## DIRECTION
Among the records below, find each line that includes the string "median" and copy it.
* Start ENTRIES PROVIDED *
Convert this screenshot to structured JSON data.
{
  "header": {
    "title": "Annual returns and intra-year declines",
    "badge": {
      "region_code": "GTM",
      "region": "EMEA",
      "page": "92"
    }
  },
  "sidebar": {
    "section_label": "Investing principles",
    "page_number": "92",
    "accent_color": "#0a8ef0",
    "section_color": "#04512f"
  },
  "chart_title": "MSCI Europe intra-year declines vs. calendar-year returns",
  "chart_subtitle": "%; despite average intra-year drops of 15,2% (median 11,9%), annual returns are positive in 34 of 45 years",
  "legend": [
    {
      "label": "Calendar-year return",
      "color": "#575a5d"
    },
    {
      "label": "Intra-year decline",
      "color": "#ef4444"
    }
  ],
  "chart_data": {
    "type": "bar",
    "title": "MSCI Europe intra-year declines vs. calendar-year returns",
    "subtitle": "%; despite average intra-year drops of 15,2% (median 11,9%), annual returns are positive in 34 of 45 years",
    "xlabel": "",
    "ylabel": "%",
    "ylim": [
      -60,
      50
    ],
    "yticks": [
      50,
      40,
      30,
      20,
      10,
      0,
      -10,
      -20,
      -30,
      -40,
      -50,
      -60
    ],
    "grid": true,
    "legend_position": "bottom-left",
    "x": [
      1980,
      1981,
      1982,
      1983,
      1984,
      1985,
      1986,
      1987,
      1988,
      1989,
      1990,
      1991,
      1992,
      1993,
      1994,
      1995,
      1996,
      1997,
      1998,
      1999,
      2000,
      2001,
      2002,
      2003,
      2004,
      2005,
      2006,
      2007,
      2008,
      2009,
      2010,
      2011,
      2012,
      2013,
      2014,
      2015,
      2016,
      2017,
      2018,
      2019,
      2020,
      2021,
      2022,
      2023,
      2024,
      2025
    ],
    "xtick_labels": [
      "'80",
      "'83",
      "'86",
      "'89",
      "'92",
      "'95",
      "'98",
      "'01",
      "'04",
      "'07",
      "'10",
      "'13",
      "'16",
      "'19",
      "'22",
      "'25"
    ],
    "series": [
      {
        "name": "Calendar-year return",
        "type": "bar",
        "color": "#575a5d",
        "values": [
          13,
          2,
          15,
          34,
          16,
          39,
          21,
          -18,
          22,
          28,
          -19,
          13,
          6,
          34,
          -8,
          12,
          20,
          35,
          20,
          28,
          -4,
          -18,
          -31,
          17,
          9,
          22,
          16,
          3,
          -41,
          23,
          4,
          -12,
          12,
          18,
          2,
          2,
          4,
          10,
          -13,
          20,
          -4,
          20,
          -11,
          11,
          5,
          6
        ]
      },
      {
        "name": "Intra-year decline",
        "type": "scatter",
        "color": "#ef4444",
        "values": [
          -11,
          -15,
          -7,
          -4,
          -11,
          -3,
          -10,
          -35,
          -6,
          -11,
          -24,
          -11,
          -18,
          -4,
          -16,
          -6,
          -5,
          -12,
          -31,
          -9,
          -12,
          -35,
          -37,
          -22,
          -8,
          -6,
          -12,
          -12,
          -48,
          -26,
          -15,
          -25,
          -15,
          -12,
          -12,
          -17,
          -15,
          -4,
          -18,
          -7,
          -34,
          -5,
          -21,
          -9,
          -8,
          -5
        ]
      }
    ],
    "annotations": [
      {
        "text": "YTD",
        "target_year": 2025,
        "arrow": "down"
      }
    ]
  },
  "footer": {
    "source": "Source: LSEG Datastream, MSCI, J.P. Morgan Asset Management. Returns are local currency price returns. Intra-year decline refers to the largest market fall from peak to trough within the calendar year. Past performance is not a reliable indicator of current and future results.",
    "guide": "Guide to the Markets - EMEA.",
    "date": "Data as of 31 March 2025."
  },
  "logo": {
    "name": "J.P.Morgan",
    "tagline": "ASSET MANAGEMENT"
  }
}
* End ENTRIES PROVIDED *
## EXERCISE OUTPUT
  "chart_subtitle": "%; despite average intra-year drops of 15,2% (median 11,9%), annual returns are positive in 34 of 45 years",
    "subtitle": "%; despite average intra-year drops of 15,2% (median 11,9%), annual returns are positive in 34 of 45 years",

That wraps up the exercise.